Given request
Records follow. Select each line holding "service".

______

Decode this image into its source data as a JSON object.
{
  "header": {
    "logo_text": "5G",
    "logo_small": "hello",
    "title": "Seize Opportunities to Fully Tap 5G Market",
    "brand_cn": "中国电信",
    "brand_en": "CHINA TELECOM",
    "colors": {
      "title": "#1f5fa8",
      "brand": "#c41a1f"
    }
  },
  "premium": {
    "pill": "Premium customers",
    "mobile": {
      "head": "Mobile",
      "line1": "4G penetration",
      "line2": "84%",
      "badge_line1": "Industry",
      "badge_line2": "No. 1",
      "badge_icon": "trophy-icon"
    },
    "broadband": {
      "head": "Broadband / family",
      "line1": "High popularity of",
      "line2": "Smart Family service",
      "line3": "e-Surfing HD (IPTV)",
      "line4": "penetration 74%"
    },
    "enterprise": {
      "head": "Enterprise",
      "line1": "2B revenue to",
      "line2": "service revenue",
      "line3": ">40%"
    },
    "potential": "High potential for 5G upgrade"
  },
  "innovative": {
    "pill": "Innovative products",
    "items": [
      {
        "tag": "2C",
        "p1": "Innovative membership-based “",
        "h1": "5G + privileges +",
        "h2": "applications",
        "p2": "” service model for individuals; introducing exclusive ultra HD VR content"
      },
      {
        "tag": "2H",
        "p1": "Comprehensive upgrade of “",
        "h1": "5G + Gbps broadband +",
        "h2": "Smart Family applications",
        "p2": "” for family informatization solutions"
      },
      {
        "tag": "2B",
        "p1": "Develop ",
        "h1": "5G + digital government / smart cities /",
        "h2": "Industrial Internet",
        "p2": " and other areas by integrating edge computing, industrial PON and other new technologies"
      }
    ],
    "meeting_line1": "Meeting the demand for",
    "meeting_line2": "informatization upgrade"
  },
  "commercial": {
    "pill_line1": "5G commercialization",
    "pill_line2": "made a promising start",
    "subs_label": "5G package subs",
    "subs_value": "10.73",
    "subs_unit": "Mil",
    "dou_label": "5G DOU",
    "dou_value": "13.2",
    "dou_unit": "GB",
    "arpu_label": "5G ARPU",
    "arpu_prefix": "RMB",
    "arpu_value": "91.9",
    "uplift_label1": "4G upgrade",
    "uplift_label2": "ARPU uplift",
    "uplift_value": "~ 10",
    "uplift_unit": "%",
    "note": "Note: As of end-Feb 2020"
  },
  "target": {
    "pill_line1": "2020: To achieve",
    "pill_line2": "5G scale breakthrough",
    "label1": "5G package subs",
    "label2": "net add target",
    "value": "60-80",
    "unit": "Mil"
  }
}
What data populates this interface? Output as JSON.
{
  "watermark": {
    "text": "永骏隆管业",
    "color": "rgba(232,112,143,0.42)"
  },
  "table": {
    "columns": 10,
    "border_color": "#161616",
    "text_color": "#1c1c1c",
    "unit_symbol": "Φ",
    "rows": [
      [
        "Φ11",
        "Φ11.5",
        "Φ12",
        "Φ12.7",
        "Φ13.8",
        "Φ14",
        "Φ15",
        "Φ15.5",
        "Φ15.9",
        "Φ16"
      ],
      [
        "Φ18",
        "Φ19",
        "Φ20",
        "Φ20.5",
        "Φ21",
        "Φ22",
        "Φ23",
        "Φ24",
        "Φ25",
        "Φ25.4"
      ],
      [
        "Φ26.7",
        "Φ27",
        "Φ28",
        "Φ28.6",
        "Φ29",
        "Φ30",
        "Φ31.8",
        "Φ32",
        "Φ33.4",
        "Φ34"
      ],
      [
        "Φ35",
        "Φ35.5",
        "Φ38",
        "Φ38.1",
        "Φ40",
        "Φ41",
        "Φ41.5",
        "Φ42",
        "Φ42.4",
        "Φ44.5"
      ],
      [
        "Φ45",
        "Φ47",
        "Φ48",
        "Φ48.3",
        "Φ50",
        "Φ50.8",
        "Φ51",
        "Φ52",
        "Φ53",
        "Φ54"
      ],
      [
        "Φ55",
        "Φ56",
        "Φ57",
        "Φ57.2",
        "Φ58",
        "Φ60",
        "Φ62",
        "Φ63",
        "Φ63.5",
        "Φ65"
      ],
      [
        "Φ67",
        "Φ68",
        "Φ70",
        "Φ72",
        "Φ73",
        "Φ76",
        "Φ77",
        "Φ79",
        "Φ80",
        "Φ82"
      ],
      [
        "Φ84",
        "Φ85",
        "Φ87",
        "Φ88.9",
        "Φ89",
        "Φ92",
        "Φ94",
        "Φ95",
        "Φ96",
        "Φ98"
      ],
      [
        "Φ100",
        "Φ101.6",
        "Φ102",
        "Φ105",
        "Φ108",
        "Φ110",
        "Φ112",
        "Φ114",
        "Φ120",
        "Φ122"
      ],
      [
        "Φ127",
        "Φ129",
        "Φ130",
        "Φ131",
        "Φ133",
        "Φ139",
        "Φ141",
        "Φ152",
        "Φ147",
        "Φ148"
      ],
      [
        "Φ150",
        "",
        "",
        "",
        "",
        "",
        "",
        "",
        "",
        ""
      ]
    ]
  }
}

______

Worked solution
      "line2": "Smart Family service",
      "line2": "service revenue",
        "p2": "” service model for individuals; introducing exclusive ultra HD VR content"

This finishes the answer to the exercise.